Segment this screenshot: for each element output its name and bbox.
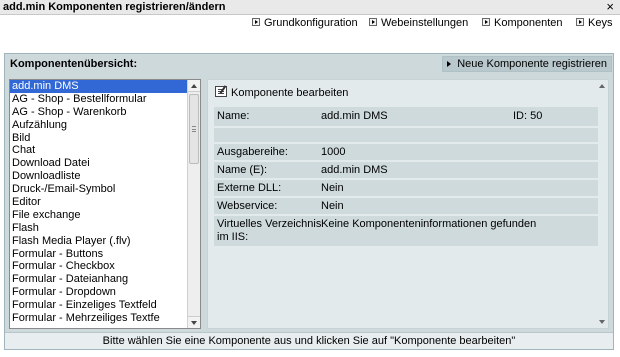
nav-label: Keys <box>588 17 613 29</box>
arrow-right-icon <box>576 18 584 26</box>
nav-label: Grundkonfiguration <box>264 17 358 29</box>
list-item[interactable]: Druck-/Email-Symbol <box>10 183 188 196</box>
grip-icon <box>192 126 196 132</box>
arrow-right-icon <box>447 61 452 67</box>
list-item[interactable]: Formular - Checkbox <box>10 260 188 273</box>
nav-label: Komponenten <box>494 17 563 29</box>
top-navigation: Grundkonfiguration Webeinstellungen Komp… <box>0 17 620 33</box>
detail-row-vdir: Virtuelles Verzeichnis im IIS: Keine Kom… <box>214 216 598 246</box>
webservice-value: Nein <box>321 200 344 212</box>
list-item[interactable]: add.min DMS <box>10 80 188 93</box>
nav-grundkonfiguration[interactable]: Grundkonfiguration <box>252 17 358 29</box>
vdir-value: Keine Komponenteninformationen gefunden <box>321 218 537 230</box>
detail-row-spacer <box>214 128 598 142</box>
window-title: add.min Komponenten registrieren/ändern <box>3 1 226 13</box>
component-list: add.min DMS AG - Shop - Bestellformular AG… <box>10 80 188 325</box>
arrow-right-icon <box>482 18 490 26</box>
detail-row-dll: Externe DLL: Nein <box>214 180 598 196</box>
edit-icon <box>215 86 227 97</box>
nav-keys[interactable]: Keys <box>576 17 612 29</box>
list-item[interactable]: Formular - Dropdown <box>10 286 188 299</box>
triangle-up-icon <box>599 84 605 88</box>
arrow-right-icon <box>252 18 260 26</box>
new-component-label: Neue Komponente registrieren <box>457 58 607 70</box>
component-detail: Komponente bearbeiten Name: add.min DMS … <box>207 79 609 329</box>
nav-label: Webeinstellungen <box>381 17 469 29</box>
list-item[interactable]: Flash Media Player (.flv) <box>10 235 188 248</box>
close-icon[interactable]: × <box>606 0 614 14</box>
list-item[interactable]: File exchange <box>10 209 188 222</box>
scroll-up-button[interactable] <box>188 80 200 92</box>
list-item[interactable]: Formular - Dateianhang <box>10 273 188 286</box>
name-label: Name: <box>217 110 250 122</box>
triangle-down-icon <box>191 321 197 325</box>
list-item[interactable]: Aufzählung <box>10 119 188 132</box>
nav-webeinstellungen[interactable]: Webeinstellungen <box>369 17 468 29</box>
edit-component-label: Komponente bearbeiten <box>231 87 349 99</box>
arrow-right-icon <box>369 18 377 26</box>
list-item[interactable]: Formular - Einzeliges Textfeld <box>10 299 188 312</box>
ausgabereihe-value: 1000 <box>321 146 346 158</box>
panel-header: Komponentenübersicht: Neue Komponente re… <box>5 54 613 74</box>
id-value: ID: 50 <box>513 110 543 122</box>
new-component-button[interactable]: Neue Komponente registrieren <box>442 56 612 72</box>
list-item[interactable]: Download Datei <box>10 157 188 170</box>
detail-row-name: Name: add.min DMS ID: 50 <box>214 107 598 126</box>
list-item[interactable]: Bild <box>10 132 188 145</box>
list-item[interactable]: Editor <box>10 196 188 209</box>
name-value: add.min DMS <box>321 110 388 122</box>
list-scrollbar[interactable] <box>187 80 200 328</box>
component-listbox[interactable]: add.min DMS AG - Shop - Bestellformular AG… <box>9 79 201 329</box>
detail-row-ausgabereihe: Ausgabereihe: 1000 <box>214 144 598 160</box>
list-item[interactable]: Flash <box>10 222 188 235</box>
name-e-value: add.min DMS <box>321 164 388 176</box>
vdir-label-line1: Virtuelles Verzeichnis <box>217 218 322 230</box>
edit-component-link[interactable]: Komponente bearbeiten <box>215 85 348 99</box>
status-footer: Bitte wählen Sie eine Komponente aus und… <box>5 332 613 349</box>
detail-scrollbar[interactable] <box>597 80 608 328</box>
name-e-label: Name (E): <box>217 164 268 176</box>
nav-komponenten[interactable]: Komponenten <box>482 17 563 29</box>
dll-label: Externe DLL: <box>217 182 282 194</box>
window-titlebar: add.min Komponenten registrieren/ändern … <box>0 0 620 15</box>
scroll-down-button[interactable] <box>188 316 200 328</box>
list-item[interactable]: Chat <box>10 144 188 157</box>
webservice-label: Webservice: <box>217 200 278 212</box>
vdir-label-line2: im IIS: <box>217 231 249 243</box>
list-item[interactable]: Formular - Buttons <box>10 248 188 261</box>
panel-title: Komponentenübersicht: <box>10 58 138 70</box>
triangle-up-icon <box>191 84 197 88</box>
scroll-thumb[interactable] <box>189 94 199 164</box>
list-item[interactable]: AG - Shop - Warenkorb <box>10 106 188 119</box>
detail-row-webservice: Webservice: Nein <box>214 198 598 214</box>
ausgabereihe-label: Ausgabereihe: <box>217 146 288 158</box>
detail-row-name-e: Name (E): add.min DMS <box>214 162 598 178</box>
list-item[interactable]: Formular - Mehrzeiliges Textfe <box>10 312 188 325</box>
dll-value: Nein <box>321 182 344 194</box>
component-overview-panel: Komponentenübersicht: Neue Komponente re… <box>4 53 614 350</box>
list-item[interactable]: AG - Shop - Bestellformular <box>10 93 188 106</box>
list-item[interactable]: Downloadliste <box>10 170 188 183</box>
triangle-down-icon <box>599 320 605 324</box>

**Consigne**. Recopiez à l'identique chaque ligne des entrées ci-dessus, en omettant les images.

**Corrigé complet**.
Segment this screenshot: for each element output its name and bbox.
nav-label: Keys <box>588 17 613 29</box>
arrow-right-icon <box>576 18 584 26</box>
nav-label: Grundkonfiguration <box>264 17 358 29</box>
list-item[interactable]: Druck-/Email-Symbol <box>10 183 188 196</box>
grip-icon <box>192 126 196 132</box>
arrow-right-icon <box>447 61 452 67</box>
list-item[interactable]: Formular - Checkbox <box>10 260 188 273</box>
nav-label: Komponenten <box>494 17 563 29</box>
top-navigation: Grundkonfiguration Webeinstellungen Komp… <box>0 17 620 33</box>
detail-row-vdir: Virtuelles Verzeichnis im IIS: Keine Kom… <box>214 216 598 246</box>
webservice-value: Nein <box>321 200 344 212</box>
list-item[interactable]: add.min DMS <box>10 80 188 93</box>
nav-grundkonfiguration[interactable]: Grundkonfiguration <box>252 17 358 29</box>
vdir-value: Keine Komponenteninformationen gefunden <box>321 218 537 230</box>
detail-row-spacer <box>214 128 598 142</box>
window-title: add.min Komponenten registrieren/ändern <box>3 1 226 13</box>
component-list: add.min DMS AG - Shop - Bestellformular AG… <box>10 80 188 325</box>
arrow-right-icon <box>482 18 490 26</box>
detail-row-dll: Externe DLL: Nein <box>214 180 598 196</box>
edit-icon <box>215 86 227 97</box>
nav-keys[interactable]: Keys <box>576 17 612 29</box>
list-item[interactable]: Formular - Dropdown <box>10 286 188 299</box>
triangle-up-icon <box>599 84 605 88</box>
arrow-right-icon <box>252 18 260 26</box>
new-component-label: Neue Komponente registrieren <box>457 58 607 70</box>
component-detail: Komponente bearbeiten Name: add.min DMS … <box>207 79 609 329</box>
nav-label: Webeinstellungen <box>381 17 469 29</box>
list-item[interactable]: Flash Media Player (.flv) <box>10 235 188 248</box>
close-icon[interactable]: × <box>606 0 614 14</box>
list-item[interactable]: File exchange <box>10 209 188 222</box>
scroll-up-button[interactable] <box>188 80 200 92</box>
list-item[interactable]: Formular - Dateianhang <box>10 273 188 286</box>
name-label: Name: <box>217 110 250 122</box>
triangle-down-icon <box>191 321 197 325</box>
list-item[interactable]: Aufzählung <box>10 119 188 132</box>
nav-webeinstellungen[interactable]: Webeinstellungen <box>369 17 468 29</box>
edit-component-label: Komponente bearbeiten <box>231 87 349 99</box>
arrow-right-icon <box>369 18 377 26</box>
list-item[interactable]: Formular - Einzeliges Textfeld <box>10 299 188 312</box>
ausgabereihe-value: 1000 <box>321 146 346 158</box>
panel-header: Komponentenübersicht: Neue Komponente re… <box>5 54 613 74</box>
id-value: ID: 50 <box>513 110 543 122</box>
new-component-button[interactable]: Neue Komponente registrieren <box>442 56 612 72</box>
list-item[interactable]: Download Datei <box>10 157 188 170</box>
detail-row-name: Name: add.min DMS ID: 50 <box>214 107 598 126</box>
list-item[interactable]: Bild <box>10 132 188 145</box>
list-item[interactable]: Editor <box>10 196 188 209</box>
name-value: add.min DMS <box>321 110 388 122</box>
list-scrollbar[interactable] <box>187 80 200 328</box>
component-listbox[interactable]: add.min DMS AG - Shop - Bestellformular AG… <box>9 79 201 329</box>
detail-row-ausgabereihe: Ausgabereihe: 1000 <box>214 144 598 160</box>
list-item[interactable]: Flash <box>10 222 188 235</box>
name-e-value: add.min DMS <box>321 164 388 176</box>
vdir-label-line1: Virtuelles Verzeichnis <box>217 218 322 230</box>
edit-component-link[interactable]: Komponente bearbeiten <box>215 85 348 99</box>
status-footer: Bitte wählen Sie eine Komponente aus und… <box>5 332 613 349</box>
detail-scrollbar[interactable] <box>597 80 608 328</box>
name-e-label: Name (E): <box>217 164 268 176</box>
nav-komponenten[interactable]: Komponenten <box>482 17 563 29</box>
dll-label: Externe DLL: <box>217 182 282 194</box>
window-titlebar: add.min Komponenten registrieren/ändern … <box>0 0 620 15</box>
scroll-down-button[interactable] <box>188 316 200 328</box>
list-item[interactable]: Chat <box>10 144 188 157</box>
webservice-label: Webservice: <box>217 200 278 212</box>
vdir-label-line2: im IIS: <box>217 231 249 243</box>
list-item[interactable]: Formular - Buttons <box>10 248 188 261</box>
panel-title: Komponentenübersicht: <box>10 58 138 70</box>
triangle-up-icon <box>191 84 197 88</box>
scroll-thumb[interactable] <box>189 94 199 164</box>
list-item[interactable]: AG - Shop - Warenkorb <box>10 106 188 119</box>
detail-row-webservice: Webservice: Nein <box>214 198 598 214</box>
ausgabereihe-label: Ausgabereihe: <box>217 146 288 158</box>
detail-row-name-e: Name (E): add.min DMS <box>214 162 598 178</box>
list-item[interactable]: Formular - Mehrzeiliges Textfe <box>10 312 188 325</box>
dll-value: Nein <box>321 182 344 194</box>
component-overview-panel: Komponentenübersicht: Neue Komponente re… <box>4 53 614 350</box>
list-item[interactable]: AG - Shop - Bestellformular <box>10 93 188 106</box>
list-item[interactable]: Downloadliste <box>10 170 188 183</box>
triangle-down-icon <box>599 320 605 324</box>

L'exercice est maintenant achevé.